**INFORMATION SHOWN**
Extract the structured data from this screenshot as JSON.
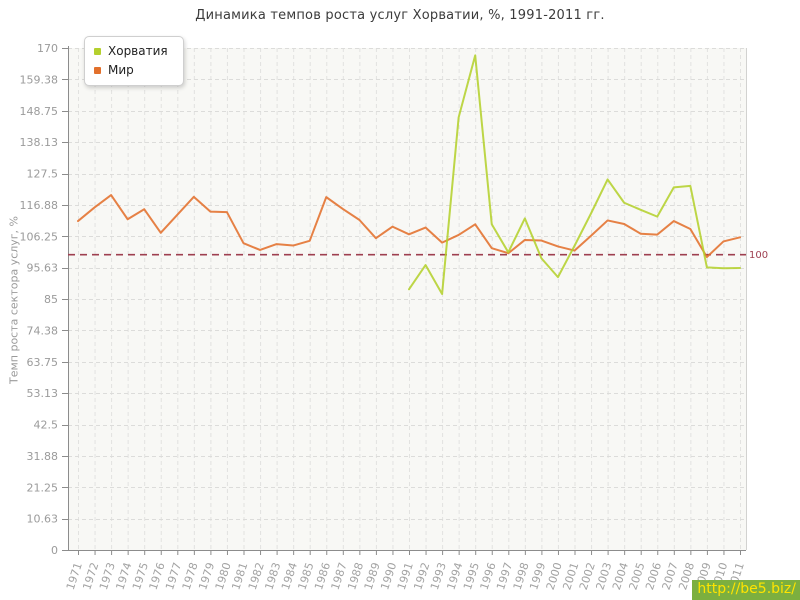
{
  "title": "Динамика темпов роста услуг Хорватии, %, 1991-2011 гг.",
  "y_axis_title": "Темп роста сектора услуг, %",
  "legend": {
    "items": [
      {
        "label": "Хорватия",
        "color": "#b4d02e"
      },
      {
        "label": "Мир",
        "color": "#e2702c"
      }
    ]
  },
  "reference_line": {
    "value": 100,
    "label": "100",
    "color": "#9e3f50"
  },
  "watermark": {
    "text": "http://be5.biz/",
    "text_color": "#ffe400",
    "bg_color": "#7caf3f"
  },
  "chart_data": {
    "type": "line",
    "title": "Динамика темпов роста услуг Хорватии, %, 1991-2011 гг.",
    "xlabel": "",
    "ylabel": "Темп роста сектора услуг, %",
    "ylim": [
      0,
      170
    ],
    "grid": true,
    "legend_position": "top-left",
    "y_tick_labels": [
      "0",
      "10.63",
      "21.25",
      "31.88",
      "42.5",
      "53.13",
      "63.75",
      "74.38",
      "85",
      "95.63",
      "106.25",
      "116.88",
      "127.5",
      "138.13",
      "148.75",
      "159.38",
      "170"
    ],
    "x_years": [
      1971,
      1972,
      1973,
      1974,
      1975,
      1976,
      1977,
      1978,
      1979,
      1980,
      1981,
      1982,
      1983,
      1984,
      1985,
      1986,
      1987,
      1988,
      1989,
      1990,
      1991,
      1992,
      1993,
      1994,
      1995,
      1996,
      1997,
      1998,
      1999,
      2000,
      2001,
      2002,
      2003,
      2004,
      2005,
      2006,
      2007,
      2008,
      2009,
      2010,
      2011
    ],
    "reference_line_y": 100,
    "series": [
      {
        "name": "Хорватия",
        "color": "#b4d02e",
        "start_year": 1991,
        "values": [
          88.3,
          96.5,
          86.7,
          146.5,
          167.5,
          110.3,
          100.8,
          112.3,
          98.8,
          92.4,
          103.0,
          114.0,
          125.5,
          117.6,
          115.2,
          112.9,
          122.8,
          123.3,
          95.7,
          95.4,
          95.5
        ]
      },
      {
        "name": "Мир",
        "color": "#e2702c",
        "start_year": 1971,
        "values": [
          111.4,
          116.0,
          120.2,
          112.0,
          115.4,
          107.4,
          113.5,
          119.6,
          114.6,
          114.4,
          103.9,
          101.6,
          103.6,
          103.1,
          104.7,
          119.5,
          115.5,
          111.8,
          105.6,
          109.5,
          106.9,
          109.2,
          104.1,
          106.7,
          110.3,
          102.2,
          100.5,
          105.0,
          104.8,
          102.8,
          101.4,
          106.4,
          111.6,
          110.4,
          107.1,
          106.8,
          111.4,
          108.7,
          99.2,
          104.5,
          105.9
        ]
      }
    ]
  }
}
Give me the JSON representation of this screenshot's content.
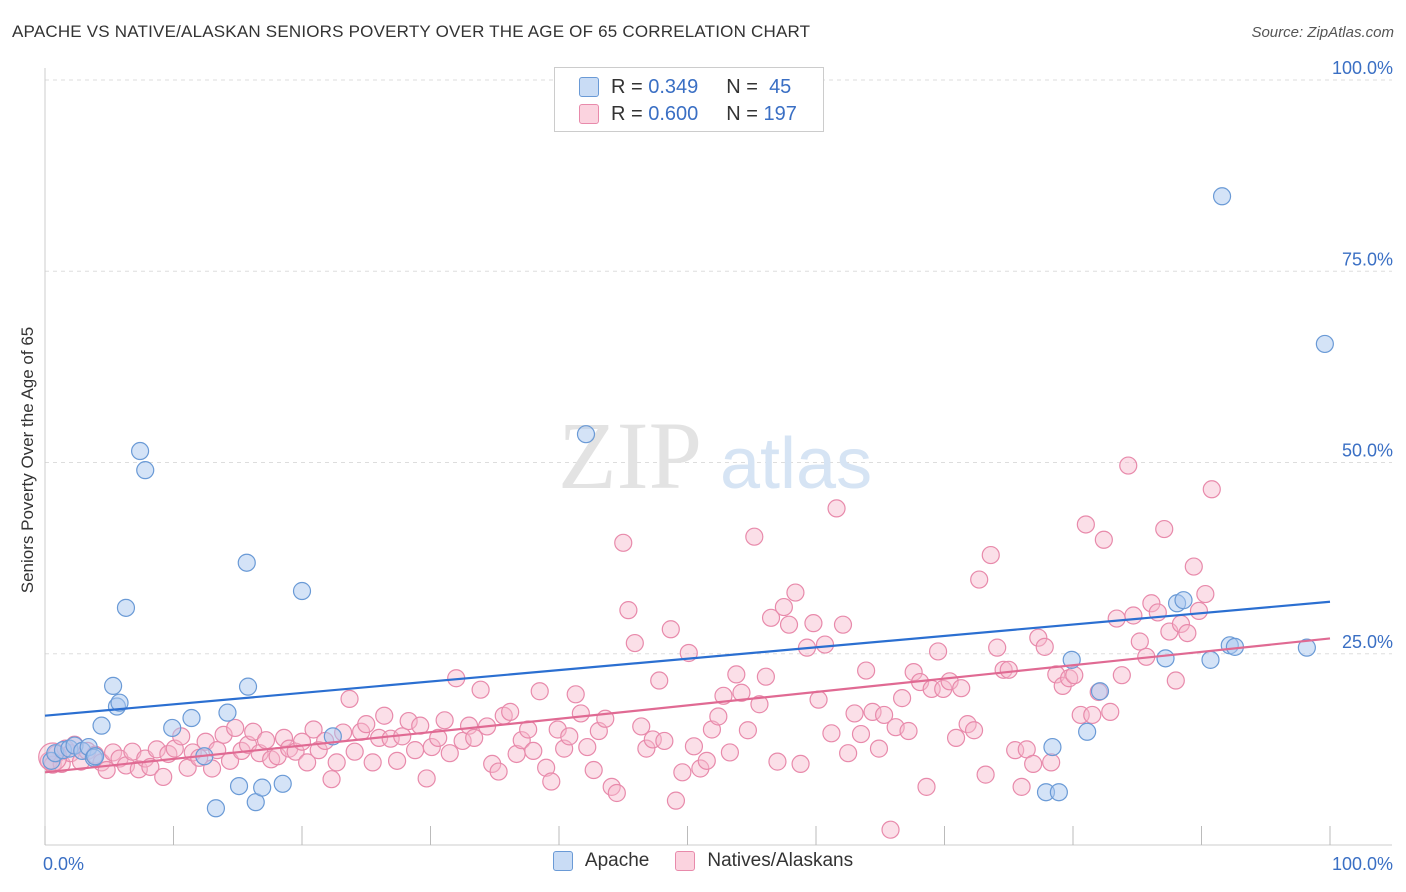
{
  "title": "APACHE VS NATIVE/ALASKAN SENIORS POVERTY OVER THE AGE OF 65 CORRELATION CHART",
  "source": "Source: ZipAtlas.com",
  "watermark": {
    "zip": "ZIP",
    "atlas": "atlas"
  },
  "legend": {
    "r_label": "R =",
    "n_label": "N =",
    "apache": {
      "r": "0.349",
      "n": "45"
    },
    "natives": {
      "r": "0.600",
      "n": "197"
    }
  },
  "colors": {
    "apache_fill": "#a9c8f0",
    "apache_stroke": "#6a9ad6",
    "apache_line": "#2b6fd1",
    "natives_fill": "#f7b8cc",
    "natives_stroke": "#e88aab",
    "natives_line": "#e06a93",
    "tick_label": "#3a6fc4",
    "grid": "#dddddd"
  },
  "chart_data": {
    "type": "scatter",
    "title": "APACHE VS NATIVE/ALASKAN SENIORS POVERTY OVER THE AGE OF 65 CORRELATION CHART",
    "xlabel": "",
    "ylabel": "Seniors Poverty Over the Age of 65",
    "xlim": [
      0,
      100
    ],
    "ylim": [
      0,
      100
    ],
    "x_tick_labels": [
      "0.0%",
      "100.0%"
    ],
    "y_ticks": [
      25,
      50,
      75,
      100
    ],
    "y_tick_labels": [
      "25.0%",
      "50.0%",
      "75.0%",
      "100.0%"
    ],
    "grid": true,
    "series": [
      {
        "name": "Apache",
        "r": 0.349,
        "n": 45,
        "trend": [
          [
            0,
            16.9
          ],
          [
            100,
            31.8
          ]
        ],
        "points": [
          [
            0.5,
            11.0
          ],
          [
            0.8,
            12.0
          ],
          [
            1.4,
            12.4
          ],
          [
            1.9,
            12.6
          ],
          [
            2.3,
            13.0
          ],
          [
            2.9,
            12.3
          ],
          [
            3.4,
            12.8
          ],
          [
            3.8,
            11.4
          ],
          [
            3.9,
            11.6
          ],
          [
            4.4,
            15.6
          ],
          [
            5.3,
            20.8
          ],
          [
            5.6,
            18.1
          ],
          [
            5.8,
            18.6
          ],
          [
            6.3,
            31.0
          ],
          [
            7.4,
            51.5
          ],
          [
            7.8,
            49.0
          ],
          [
            9.9,
            15.3
          ],
          [
            11.4,
            16.6
          ],
          [
            12.4,
            11.6
          ],
          [
            13.3,
            4.8
          ],
          [
            14.2,
            17.3
          ],
          [
            15.1,
            7.7
          ],
          [
            15.7,
            36.9
          ],
          [
            15.8,
            20.7
          ],
          [
            16.4,
            5.6
          ],
          [
            16.9,
            7.5
          ],
          [
            18.5,
            8.0
          ],
          [
            20.0,
            33.2
          ],
          [
            22.4,
            14.2
          ],
          [
            42.1,
            53.7
          ],
          [
            77.9,
            6.9
          ],
          [
            78.4,
            12.8
          ],
          [
            78.9,
            6.9
          ],
          [
            79.9,
            24.2
          ],
          [
            81.1,
            14.8
          ],
          [
            82.1,
            20.1
          ],
          [
            87.2,
            24.4
          ],
          [
            88.1,
            31.6
          ],
          [
            88.6,
            32.0
          ],
          [
            90.7,
            24.2
          ],
          [
            91.6,
            84.8
          ],
          [
            92.2,
            26.1
          ],
          [
            92.6,
            25.9
          ],
          [
            98.2,
            25.8
          ],
          [
            99.6,
            65.5
          ]
        ]
      },
      {
        "name": "Natives/Alaskans",
        "r": 0.6,
        "n": 197,
        "trend": [
          [
            0,
            9.5
          ],
          [
            100,
            27.0
          ]
        ],
        "points": [
          [
            0.3,
            11.0
          ],
          [
            0.6,
            10.5
          ],
          [
            0.9,
            11.9
          ],
          [
            1.3,
            10.6
          ],
          [
            1.6,
            12.6
          ],
          [
            2.0,
            12.0
          ],
          [
            2.3,
            13.1
          ],
          [
            2.8,
            10.9
          ],
          [
            3.3,
            12.3
          ],
          [
            3.9,
            11.8
          ],
          [
            4.4,
            10.8
          ],
          [
            4.8,
            9.8
          ],
          [
            5.3,
            12.1
          ],
          [
            5.8,
            11.3
          ],
          [
            6.3,
            10.4
          ],
          [
            6.8,
            12.2
          ],
          [
            7.3,
            9.9
          ],
          [
            7.8,
            11.3
          ],
          [
            8.2,
            10.2
          ],
          [
            8.7,
            12.5
          ],
          [
            9.2,
            8.9
          ],
          [
            9.6,
            11.9
          ],
          [
            10.1,
            12.6
          ],
          [
            10.6,
            14.2
          ],
          [
            11.1,
            10.1
          ],
          [
            11.5,
            12.1
          ],
          [
            12.0,
            11.4
          ],
          [
            12.5,
            13.5
          ],
          [
            13.0,
            10.0
          ],
          [
            13.4,
            12.4
          ],
          [
            13.9,
            14.4
          ],
          [
            14.4,
            11.0
          ],
          [
            14.8,
            15.3
          ],
          [
            15.3,
            12.3
          ],
          [
            15.8,
            13.1
          ],
          [
            16.2,
            14.8
          ],
          [
            16.7,
            12.0
          ],
          [
            17.2,
            13.7
          ],
          [
            17.6,
            11.2
          ],
          [
            18.1,
            11.6
          ],
          [
            18.6,
            14.0
          ],
          [
            19.0,
            12.6
          ],
          [
            19.5,
            12.2
          ],
          [
            20.0,
            13.5
          ],
          [
            20.4,
            10.8
          ],
          [
            20.9,
            15.1
          ],
          [
            21.3,
            12.4
          ],
          [
            21.8,
            13.6
          ],
          [
            22.3,
            8.6
          ],
          [
            22.7,
            10.8
          ],
          [
            23.2,
            14.7
          ],
          [
            23.7,
            19.1
          ],
          [
            24.1,
            12.2
          ],
          [
            24.6,
            14.8
          ],
          [
            25.0,
            15.8
          ],
          [
            25.5,
            10.8
          ],
          [
            26.0,
            14.0
          ],
          [
            26.4,
            16.9
          ],
          [
            26.9,
            13.9
          ],
          [
            27.4,
            11.0
          ],
          [
            27.8,
            14.2
          ],
          [
            28.3,
            16.2
          ],
          [
            28.8,
            12.4
          ],
          [
            29.2,
            15.6
          ],
          [
            29.7,
            8.7
          ],
          [
            30.1,
            12.8
          ],
          [
            30.6,
            14.0
          ],
          [
            31.1,
            16.3
          ],
          [
            31.5,
            12.0
          ],
          [
            32.0,
            21.8
          ],
          [
            32.5,
            13.6
          ],
          [
            33.0,
            15.6
          ],
          [
            33.4,
            14.0
          ],
          [
            33.9,
            20.3
          ],
          [
            34.4,
            15.5
          ],
          [
            34.8,
            10.6
          ],
          [
            35.3,
            9.6
          ],
          [
            35.7,
            16.9
          ],
          [
            36.2,
            17.4
          ],
          [
            36.7,
            11.9
          ],
          [
            37.1,
            13.7
          ],
          [
            37.6,
            15.1
          ],
          [
            38.0,
            12.3
          ],
          [
            38.5,
            20.1
          ],
          [
            39.0,
            10.1
          ],
          [
            39.4,
            8.3
          ],
          [
            39.9,
            15.1
          ],
          [
            40.4,
            12.6
          ],
          [
            40.8,
            14.2
          ],
          [
            41.3,
            19.7
          ],
          [
            41.7,
            17.2
          ],
          [
            42.2,
            12.8
          ],
          [
            42.7,
            9.8
          ],
          [
            43.1,
            14.9
          ],
          [
            43.6,
            16.5
          ],
          [
            44.1,
            7.6
          ],
          [
            44.5,
            6.8
          ],
          [
            45.0,
            39.5
          ],
          [
            45.4,
            30.7
          ],
          [
            45.9,
            26.4
          ],
          [
            46.4,
            15.5
          ],
          [
            46.8,
            12.6
          ],
          [
            47.3,
            13.8
          ],
          [
            47.8,
            21.5
          ],
          [
            48.2,
            13.6
          ],
          [
            48.7,
            28.2
          ],
          [
            49.1,
            5.8
          ],
          [
            49.6,
            9.5
          ],
          [
            50.1,
            25.1
          ],
          [
            50.5,
            12.9
          ],
          [
            51.0,
            10.0
          ],
          [
            51.5,
            11.0
          ],
          [
            51.9,
            15.1
          ],
          [
            52.4,
            16.8
          ],
          [
            52.8,
            19.5
          ],
          [
            53.3,
            12.1
          ],
          [
            53.8,
            22.3
          ],
          [
            54.2,
            19.9
          ],
          [
            54.7,
            15.0
          ],
          [
            55.2,
            40.3
          ],
          [
            55.6,
            18.4
          ],
          [
            56.1,
            22.0
          ],
          [
            56.5,
            29.7
          ],
          [
            57.0,
            10.9
          ],
          [
            57.5,
            31.1
          ],
          [
            57.9,
            28.8
          ],
          [
            58.4,
            33.0
          ],
          [
            58.8,
            10.6
          ],
          [
            59.3,
            25.8
          ],
          [
            59.8,
            29.0
          ],
          [
            60.2,
            19.0
          ],
          [
            60.7,
            26.2
          ],
          [
            61.2,
            14.6
          ],
          [
            61.6,
            44.0
          ],
          [
            62.1,
            28.8
          ],
          [
            62.5,
            12.0
          ],
          [
            63.0,
            17.2
          ],
          [
            63.5,
            14.5
          ],
          [
            63.9,
            22.8
          ],
          [
            64.4,
            17.4
          ],
          [
            64.9,
            12.6
          ],
          [
            65.3,
            17.0
          ],
          [
            65.8,
            2.0
          ],
          [
            66.2,
            15.4
          ],
          [
            66.7,
            19.2
          ],
          [
            67.2,
            14.9
          ],
          [
            67.6,
            22.6
          ],
          [
            68.1,
            21.3
          ],
          [
            68.6,
            7.6
          ],
          [
            69.0,
            20.4
          ],
          [
            69.5,
            25.3
          ],
          [
            69.9,
            20.4
          ],
          [
            70.4,
            21.4
          ],
          [
            70.9,
            14.0
          ],
          [
            71.3,
            20.5
          ],
          [
            71.8,
            15.8
          ],
          [
            72.3,
            15.0
          ],
          [
            72.7,
            34.7
          ],
          [
            73.2,
            9.2
          ],
          [
            73.6,
            37.9
          ],
          [
            74.1,
            25.8
          ],
          [
            74.6,
            22.9
          ],
          [
            75.0,
            22.9
          ],
          [
            75.5,
            12.4
          ],
          [
            76.0,
            7.6
          ],
          [
            76.4,
            12.5
          ],
          [
            76.9,
            10.6
          ],
          [
            77.3,
            27.1
          ],
          [
            77.8,
            25.9
          ],
          [
            78.3,
            10.8
          ],
          [
            78.7,
            22.3
          ],
          [
            79.2,
            20.8
          ],
          [
            79.7,
            21.8
          ],
          [
            80.1,
            22.2
          ],
          [
            80.6,
            17.0
          ],
          [
            81.0,
            41.9
          ],
          [
            81.5,
            17.0
          ],
          [
            82.0,
            20.0
          ],
          [
            82.4,
            39.9
          ],
          [
            82.9,
            17.4
          ],
          [
            83.4,
            29.6
          ],
          [
            83.8,
            22.2
          ],
          [
            84.3,
            49.6
          ],
          [
            84.7,
            30.0
          ],
          [
            85.2,
            26.6
          ],
          [
            85.7,
            24.6
          ],
          [
            86.1,
            31.6
          ],
          [
            86.6,
            30.4
          ],
          [
            87.1,
            41.3
          ],
          [
            87.5,
            27.9
          ],
          [
            88.0,
            21.5
          ],
          [
            88.4,
            28.9
          ],
          [
            88.9,
            27.7
          ],
          [
            89.4,
            36.4
          ],
          [
            89.8,
            30.6
          ],
          [
            90.3,
            32.8
          ],
          [
            90.8,
            46.5
          ]
        ]
      }
    ]
  },
  "bottom_legend": [
    "Apache",
    "Natives/Alaskans"
  ]
}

**GIVEN EXERCISE**
Give only the number of lines in the entries above that contain the string "темпов".

**SOLUTION FOR THIS TASK**
2